══ DATA SHOWN ══

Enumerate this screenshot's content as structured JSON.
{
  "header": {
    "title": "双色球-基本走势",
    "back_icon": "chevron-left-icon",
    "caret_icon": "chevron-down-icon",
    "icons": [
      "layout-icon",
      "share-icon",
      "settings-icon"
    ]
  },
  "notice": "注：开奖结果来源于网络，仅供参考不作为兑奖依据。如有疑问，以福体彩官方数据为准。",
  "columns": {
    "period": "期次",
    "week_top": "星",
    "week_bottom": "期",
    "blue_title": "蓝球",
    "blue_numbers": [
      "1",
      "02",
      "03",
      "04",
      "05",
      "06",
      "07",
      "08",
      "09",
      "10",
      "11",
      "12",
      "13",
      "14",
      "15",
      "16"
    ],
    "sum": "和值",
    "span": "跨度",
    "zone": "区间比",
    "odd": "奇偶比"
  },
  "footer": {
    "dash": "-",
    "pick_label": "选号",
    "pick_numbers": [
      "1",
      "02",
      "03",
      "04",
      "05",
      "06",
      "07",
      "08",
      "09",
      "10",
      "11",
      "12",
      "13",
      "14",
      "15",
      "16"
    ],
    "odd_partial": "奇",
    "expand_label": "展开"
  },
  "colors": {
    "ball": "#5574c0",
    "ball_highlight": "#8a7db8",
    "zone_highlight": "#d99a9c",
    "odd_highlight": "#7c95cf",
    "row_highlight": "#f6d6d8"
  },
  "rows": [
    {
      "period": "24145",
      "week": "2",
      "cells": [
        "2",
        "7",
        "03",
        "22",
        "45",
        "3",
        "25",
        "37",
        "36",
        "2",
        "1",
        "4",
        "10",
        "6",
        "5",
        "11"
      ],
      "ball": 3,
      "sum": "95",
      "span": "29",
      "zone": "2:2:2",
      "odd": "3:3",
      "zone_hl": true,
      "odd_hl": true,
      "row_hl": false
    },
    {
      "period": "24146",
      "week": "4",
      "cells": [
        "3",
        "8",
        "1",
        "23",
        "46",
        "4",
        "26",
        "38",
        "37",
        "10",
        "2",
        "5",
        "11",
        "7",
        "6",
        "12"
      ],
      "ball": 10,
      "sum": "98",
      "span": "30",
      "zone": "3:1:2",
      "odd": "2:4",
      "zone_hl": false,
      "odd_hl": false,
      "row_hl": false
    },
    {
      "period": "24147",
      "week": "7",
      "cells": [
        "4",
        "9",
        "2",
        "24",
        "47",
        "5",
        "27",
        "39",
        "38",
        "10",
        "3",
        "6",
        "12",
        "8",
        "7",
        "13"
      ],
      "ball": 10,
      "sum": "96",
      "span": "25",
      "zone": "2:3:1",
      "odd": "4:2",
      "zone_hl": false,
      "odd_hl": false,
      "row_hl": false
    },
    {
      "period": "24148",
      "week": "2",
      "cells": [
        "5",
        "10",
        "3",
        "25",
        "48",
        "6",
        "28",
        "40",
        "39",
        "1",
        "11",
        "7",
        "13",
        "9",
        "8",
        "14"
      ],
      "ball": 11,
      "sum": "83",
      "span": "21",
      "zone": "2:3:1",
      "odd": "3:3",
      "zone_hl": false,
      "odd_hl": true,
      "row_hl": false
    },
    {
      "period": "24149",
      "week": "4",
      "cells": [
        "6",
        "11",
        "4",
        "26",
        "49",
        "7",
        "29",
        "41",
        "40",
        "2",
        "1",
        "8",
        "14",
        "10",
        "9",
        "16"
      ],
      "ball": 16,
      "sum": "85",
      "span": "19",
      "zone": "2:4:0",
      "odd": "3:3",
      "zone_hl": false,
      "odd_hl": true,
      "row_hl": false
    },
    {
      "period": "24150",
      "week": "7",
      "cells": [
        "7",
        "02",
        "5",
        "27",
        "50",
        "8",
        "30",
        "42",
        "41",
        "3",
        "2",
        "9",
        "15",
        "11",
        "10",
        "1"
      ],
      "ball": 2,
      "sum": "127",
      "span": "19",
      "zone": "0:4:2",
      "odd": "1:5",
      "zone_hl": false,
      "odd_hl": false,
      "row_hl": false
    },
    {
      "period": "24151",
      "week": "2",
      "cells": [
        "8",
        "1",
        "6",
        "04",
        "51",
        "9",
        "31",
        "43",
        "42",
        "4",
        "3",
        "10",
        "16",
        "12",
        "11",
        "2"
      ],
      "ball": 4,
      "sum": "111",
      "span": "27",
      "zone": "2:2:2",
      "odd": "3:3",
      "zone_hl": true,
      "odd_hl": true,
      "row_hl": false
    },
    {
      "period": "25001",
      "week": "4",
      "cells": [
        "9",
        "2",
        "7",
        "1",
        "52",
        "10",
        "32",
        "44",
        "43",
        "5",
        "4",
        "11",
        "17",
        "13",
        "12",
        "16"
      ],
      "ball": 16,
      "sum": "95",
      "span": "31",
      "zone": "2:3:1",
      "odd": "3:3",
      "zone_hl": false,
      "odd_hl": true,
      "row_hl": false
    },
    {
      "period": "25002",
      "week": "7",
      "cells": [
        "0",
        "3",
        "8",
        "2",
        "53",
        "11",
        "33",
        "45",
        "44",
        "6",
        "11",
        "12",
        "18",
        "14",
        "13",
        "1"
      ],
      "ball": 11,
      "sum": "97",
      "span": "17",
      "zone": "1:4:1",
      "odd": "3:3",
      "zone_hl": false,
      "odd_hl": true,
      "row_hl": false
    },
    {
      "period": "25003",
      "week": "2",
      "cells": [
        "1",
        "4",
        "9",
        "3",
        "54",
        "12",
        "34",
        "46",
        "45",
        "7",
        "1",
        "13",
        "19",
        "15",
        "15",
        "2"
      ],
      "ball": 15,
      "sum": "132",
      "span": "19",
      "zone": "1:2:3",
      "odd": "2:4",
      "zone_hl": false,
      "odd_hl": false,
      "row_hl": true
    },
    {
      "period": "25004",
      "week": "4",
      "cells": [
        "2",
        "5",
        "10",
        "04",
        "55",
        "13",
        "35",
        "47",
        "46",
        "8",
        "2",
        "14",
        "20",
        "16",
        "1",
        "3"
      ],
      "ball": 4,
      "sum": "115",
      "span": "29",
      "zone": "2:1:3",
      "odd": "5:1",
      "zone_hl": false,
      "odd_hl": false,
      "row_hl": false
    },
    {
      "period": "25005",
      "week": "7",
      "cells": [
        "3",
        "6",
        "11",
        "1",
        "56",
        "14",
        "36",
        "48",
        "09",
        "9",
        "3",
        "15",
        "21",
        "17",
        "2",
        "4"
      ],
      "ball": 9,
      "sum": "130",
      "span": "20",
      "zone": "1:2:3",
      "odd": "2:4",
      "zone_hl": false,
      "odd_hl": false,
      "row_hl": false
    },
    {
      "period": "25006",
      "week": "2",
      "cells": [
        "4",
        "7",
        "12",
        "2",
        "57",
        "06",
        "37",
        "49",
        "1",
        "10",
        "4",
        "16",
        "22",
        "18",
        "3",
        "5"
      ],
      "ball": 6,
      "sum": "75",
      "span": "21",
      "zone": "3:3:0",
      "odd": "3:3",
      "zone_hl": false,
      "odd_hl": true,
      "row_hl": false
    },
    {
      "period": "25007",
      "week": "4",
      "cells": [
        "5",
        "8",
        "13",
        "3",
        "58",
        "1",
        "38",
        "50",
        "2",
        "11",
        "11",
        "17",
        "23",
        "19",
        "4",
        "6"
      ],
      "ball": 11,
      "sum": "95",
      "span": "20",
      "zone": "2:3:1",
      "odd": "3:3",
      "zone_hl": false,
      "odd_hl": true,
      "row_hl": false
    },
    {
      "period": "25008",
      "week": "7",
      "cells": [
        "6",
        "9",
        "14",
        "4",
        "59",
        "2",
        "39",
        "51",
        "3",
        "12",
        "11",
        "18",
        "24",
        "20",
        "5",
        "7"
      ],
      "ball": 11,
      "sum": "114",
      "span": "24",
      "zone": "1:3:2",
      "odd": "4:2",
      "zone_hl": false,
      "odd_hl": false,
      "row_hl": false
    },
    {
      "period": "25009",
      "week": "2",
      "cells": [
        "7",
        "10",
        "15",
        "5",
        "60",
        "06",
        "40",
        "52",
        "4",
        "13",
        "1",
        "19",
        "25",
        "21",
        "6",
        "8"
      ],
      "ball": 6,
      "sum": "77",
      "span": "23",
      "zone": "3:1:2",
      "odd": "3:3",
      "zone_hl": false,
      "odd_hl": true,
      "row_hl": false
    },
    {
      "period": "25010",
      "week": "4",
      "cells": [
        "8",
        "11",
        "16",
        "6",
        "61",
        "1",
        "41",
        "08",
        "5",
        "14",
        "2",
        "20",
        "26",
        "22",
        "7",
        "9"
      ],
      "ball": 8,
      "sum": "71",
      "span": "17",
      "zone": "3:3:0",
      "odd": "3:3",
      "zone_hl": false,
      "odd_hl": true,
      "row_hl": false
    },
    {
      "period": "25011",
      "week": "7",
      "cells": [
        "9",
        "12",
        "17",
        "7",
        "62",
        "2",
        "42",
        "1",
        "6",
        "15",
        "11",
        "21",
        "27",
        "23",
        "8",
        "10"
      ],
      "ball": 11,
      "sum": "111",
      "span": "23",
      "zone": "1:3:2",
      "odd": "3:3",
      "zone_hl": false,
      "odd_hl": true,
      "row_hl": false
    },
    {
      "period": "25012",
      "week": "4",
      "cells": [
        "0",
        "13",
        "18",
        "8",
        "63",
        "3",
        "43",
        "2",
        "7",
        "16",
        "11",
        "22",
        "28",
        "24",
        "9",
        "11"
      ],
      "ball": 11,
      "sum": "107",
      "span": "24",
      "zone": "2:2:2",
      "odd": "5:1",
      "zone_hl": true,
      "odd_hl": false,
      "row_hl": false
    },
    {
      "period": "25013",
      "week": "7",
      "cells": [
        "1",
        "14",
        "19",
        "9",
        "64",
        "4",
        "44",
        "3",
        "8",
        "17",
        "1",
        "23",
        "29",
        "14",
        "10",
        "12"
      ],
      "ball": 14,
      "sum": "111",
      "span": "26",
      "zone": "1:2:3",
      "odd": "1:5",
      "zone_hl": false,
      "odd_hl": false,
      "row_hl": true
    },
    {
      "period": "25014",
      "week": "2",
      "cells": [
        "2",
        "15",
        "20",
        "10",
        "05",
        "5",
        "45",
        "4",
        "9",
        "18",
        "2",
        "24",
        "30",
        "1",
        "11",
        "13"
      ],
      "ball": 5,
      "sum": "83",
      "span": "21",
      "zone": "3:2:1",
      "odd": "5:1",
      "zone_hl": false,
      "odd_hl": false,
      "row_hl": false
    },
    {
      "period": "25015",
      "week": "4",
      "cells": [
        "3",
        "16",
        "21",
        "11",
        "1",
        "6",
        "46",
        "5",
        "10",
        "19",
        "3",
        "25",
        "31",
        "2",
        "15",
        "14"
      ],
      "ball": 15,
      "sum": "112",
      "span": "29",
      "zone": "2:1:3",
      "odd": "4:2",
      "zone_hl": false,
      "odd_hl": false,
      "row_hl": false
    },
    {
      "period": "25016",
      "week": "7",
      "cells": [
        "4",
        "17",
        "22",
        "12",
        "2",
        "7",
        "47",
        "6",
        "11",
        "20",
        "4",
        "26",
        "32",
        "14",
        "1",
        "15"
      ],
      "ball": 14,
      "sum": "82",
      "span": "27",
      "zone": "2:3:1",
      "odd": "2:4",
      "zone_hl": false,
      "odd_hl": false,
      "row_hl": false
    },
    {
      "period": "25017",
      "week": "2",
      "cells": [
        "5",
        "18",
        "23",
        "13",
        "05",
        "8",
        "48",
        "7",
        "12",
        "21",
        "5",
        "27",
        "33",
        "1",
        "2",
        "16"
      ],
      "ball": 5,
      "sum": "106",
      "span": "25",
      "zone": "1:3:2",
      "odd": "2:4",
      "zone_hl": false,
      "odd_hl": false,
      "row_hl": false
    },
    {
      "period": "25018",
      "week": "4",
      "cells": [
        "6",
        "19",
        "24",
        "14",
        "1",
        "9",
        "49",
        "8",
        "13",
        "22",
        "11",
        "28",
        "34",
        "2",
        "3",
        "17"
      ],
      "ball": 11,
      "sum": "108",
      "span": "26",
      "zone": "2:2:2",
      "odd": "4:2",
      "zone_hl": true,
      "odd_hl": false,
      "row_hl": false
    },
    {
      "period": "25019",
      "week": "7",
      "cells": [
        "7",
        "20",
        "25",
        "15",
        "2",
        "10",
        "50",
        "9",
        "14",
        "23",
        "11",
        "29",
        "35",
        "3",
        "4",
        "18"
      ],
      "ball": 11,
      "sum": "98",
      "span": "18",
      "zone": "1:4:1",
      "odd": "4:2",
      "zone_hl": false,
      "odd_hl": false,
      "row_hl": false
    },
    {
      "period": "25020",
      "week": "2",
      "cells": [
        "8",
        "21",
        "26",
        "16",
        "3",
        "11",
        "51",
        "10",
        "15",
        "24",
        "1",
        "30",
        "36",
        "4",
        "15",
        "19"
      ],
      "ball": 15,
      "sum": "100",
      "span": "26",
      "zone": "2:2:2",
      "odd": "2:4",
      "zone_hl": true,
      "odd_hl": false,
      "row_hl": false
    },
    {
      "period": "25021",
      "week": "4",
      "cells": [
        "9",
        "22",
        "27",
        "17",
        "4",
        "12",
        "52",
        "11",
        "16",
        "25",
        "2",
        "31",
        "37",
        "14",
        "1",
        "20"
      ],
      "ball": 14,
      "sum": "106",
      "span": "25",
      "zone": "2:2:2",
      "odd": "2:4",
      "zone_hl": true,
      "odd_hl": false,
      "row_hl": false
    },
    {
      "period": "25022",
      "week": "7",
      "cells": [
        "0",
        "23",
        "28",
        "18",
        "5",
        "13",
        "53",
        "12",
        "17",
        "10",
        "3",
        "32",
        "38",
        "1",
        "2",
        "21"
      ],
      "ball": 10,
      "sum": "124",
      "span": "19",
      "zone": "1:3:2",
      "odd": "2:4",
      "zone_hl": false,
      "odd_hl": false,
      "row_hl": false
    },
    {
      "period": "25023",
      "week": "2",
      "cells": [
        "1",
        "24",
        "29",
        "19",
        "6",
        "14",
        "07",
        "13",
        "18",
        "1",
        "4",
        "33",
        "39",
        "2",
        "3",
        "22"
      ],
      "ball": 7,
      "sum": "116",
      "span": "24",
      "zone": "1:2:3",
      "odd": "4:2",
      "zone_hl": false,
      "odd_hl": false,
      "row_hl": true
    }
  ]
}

═══

> **SHORT PROBLEM**: Go through the records above and copy every line with the word "chevron".

> **EXERCISE RESPONSE**:
    "back_icon": "chevron-left-icon",
    "caret_icon": "chevron-down-icon",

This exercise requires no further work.